Aim
Below are some entries. Output each one exactly as it appears.

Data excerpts

※

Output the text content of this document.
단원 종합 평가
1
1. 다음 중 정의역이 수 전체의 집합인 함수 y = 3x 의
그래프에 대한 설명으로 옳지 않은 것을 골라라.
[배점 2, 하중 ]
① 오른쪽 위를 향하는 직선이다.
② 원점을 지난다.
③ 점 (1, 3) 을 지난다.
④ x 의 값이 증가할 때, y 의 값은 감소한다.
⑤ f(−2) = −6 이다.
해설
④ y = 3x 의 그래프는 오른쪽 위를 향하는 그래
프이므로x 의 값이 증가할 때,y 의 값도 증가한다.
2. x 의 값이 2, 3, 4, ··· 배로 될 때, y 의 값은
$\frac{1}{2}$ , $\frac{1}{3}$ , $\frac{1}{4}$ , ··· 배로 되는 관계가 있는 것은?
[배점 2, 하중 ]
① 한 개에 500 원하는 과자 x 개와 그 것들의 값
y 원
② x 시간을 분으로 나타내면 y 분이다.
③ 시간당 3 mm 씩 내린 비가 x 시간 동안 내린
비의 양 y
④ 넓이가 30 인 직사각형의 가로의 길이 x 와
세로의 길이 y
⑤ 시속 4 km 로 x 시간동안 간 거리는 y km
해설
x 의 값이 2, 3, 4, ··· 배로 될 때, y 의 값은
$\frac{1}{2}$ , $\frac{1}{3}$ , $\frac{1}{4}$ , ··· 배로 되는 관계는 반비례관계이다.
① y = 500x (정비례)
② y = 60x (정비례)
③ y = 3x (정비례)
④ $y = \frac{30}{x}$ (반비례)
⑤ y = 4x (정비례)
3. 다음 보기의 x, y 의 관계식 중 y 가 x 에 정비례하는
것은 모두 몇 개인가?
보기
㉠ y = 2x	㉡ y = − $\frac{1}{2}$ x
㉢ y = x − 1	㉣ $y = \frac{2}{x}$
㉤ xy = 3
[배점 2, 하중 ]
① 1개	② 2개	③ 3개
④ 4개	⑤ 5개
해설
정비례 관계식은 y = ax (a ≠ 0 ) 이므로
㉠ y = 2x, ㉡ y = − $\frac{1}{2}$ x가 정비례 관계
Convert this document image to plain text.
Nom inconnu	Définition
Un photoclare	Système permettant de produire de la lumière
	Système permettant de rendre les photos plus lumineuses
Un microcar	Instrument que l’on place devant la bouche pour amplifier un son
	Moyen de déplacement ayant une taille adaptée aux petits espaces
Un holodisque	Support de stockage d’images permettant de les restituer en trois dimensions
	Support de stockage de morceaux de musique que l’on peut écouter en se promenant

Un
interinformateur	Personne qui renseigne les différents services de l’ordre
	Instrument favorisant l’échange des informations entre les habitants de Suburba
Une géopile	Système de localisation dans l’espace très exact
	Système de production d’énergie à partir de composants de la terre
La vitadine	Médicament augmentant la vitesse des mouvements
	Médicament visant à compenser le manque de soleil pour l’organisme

※

Output below
Output the text content of this document.
단원 종합 평가
1
1. 다음 중 정의역이 수 전체의 집합인 함수 y = 3x 의
그래프에 대한 설명으로 옳지 않은 것을 골라라.
[배점 2, 하중 ]
① 오른쪽 위를 향하는 직선이다.
② 원점을 지난다.
③ 점 (1, 3) 을 지난다.
④ x 의 값이 증가할 때, y 의 값은 감소한다.
⑤ f(−2) = −6 이다.
해설
④ y = 3x 의 그래프는 오른쪽 위를 향하는 그래
프이므로x 의 값이 증가할 때,y 의 값도 증가한다.
2. x 의 값이 2, 3, 4, ··· 배로 될 때, y 의 값은
$\frac{1}{2}$ , $\frac{1}{3}$ , $\frac{1}{4}$ , ··· 배로 되는 관계가 있는 것은?
[배점 2, 하중 ]
① 한 개에 500 원하는 과자 x 개와 그 것들의 값
y 원
② x 시간을 분으로 나타내면 y 분이다.
③ 시간당 3 mm 씩 내린 비가 x 시간 동안 내린
비의 양 y
④ 넓이가 30 인 직사각형의 가로의 길이 x 와
세로의 길이 y
⑤ 시속 4 km 로 x 시간동안 간 거리는 y km
해설
x 의 값이 2, 3, 4, ··· 배로 될 때, y 의 값은
$\frac{1}{2}$ , $\frac{1}{3}$ , $\frac{1}{4}$ , ··· 배로 되는 관계는 반비례관계이다.
① y = 500x (정비례)
② y = 60x (정비례)
③ y = 3x (정비례)
④ $y = \frac{30}{x}$ (반비례)
⑤ y = 4x (정비례)
3. 다음 보기의 x, y 의 관계식 중 y 가 x 에 정비례하는
것은 모두 몇 개인가?
보기
㉠ y = 2x	㉡ y = − $\frac{1}{2}$ x
㉢ y = x − 1	㉣ $y = \frac{2}{x}$
㉤ xy = 3
[배점 2, 하중 ]
① 1개	② 2개	③ 3개
④ 4개	⑤ 5개
해설
정비례 관계식은 y = ax (a ≠ 0 ) 이므로
㉠ y = 2x, ㉡ y = − $\frac{1}{2}$ x가 정비례 관계
Convert this document image to plain text.
Nom inconnu	Définition
Un photoclare	Système permettant de produire de la lumière
	Système permettant de rendre les photos plus lumineuses
Un microcar	Instrument que l’on place devant la bouche pour amplifier un son
	Moyen de déplacement ayant une taille adaptée aux petits espaces
Un holodisque	Support de stockage d’images permettant de les restituer en trois dimensions
	Support de stockage de morceaux de musique que l’on peut écouter en se promenant

Un
interinformateur	Personne qui renseigne les différents services de l’ordre
	Instrument favorisant l’échange des informations entre les habitants de Suburba
Une géopile	Système de localisation dans l’espace très exact
	Système de production d’énergie à partir de composants de la terre
La vitadine	Médicament augmentant la vitesse des mouvements
	Médicament visant à compenser le manque de soleil pour l’organisme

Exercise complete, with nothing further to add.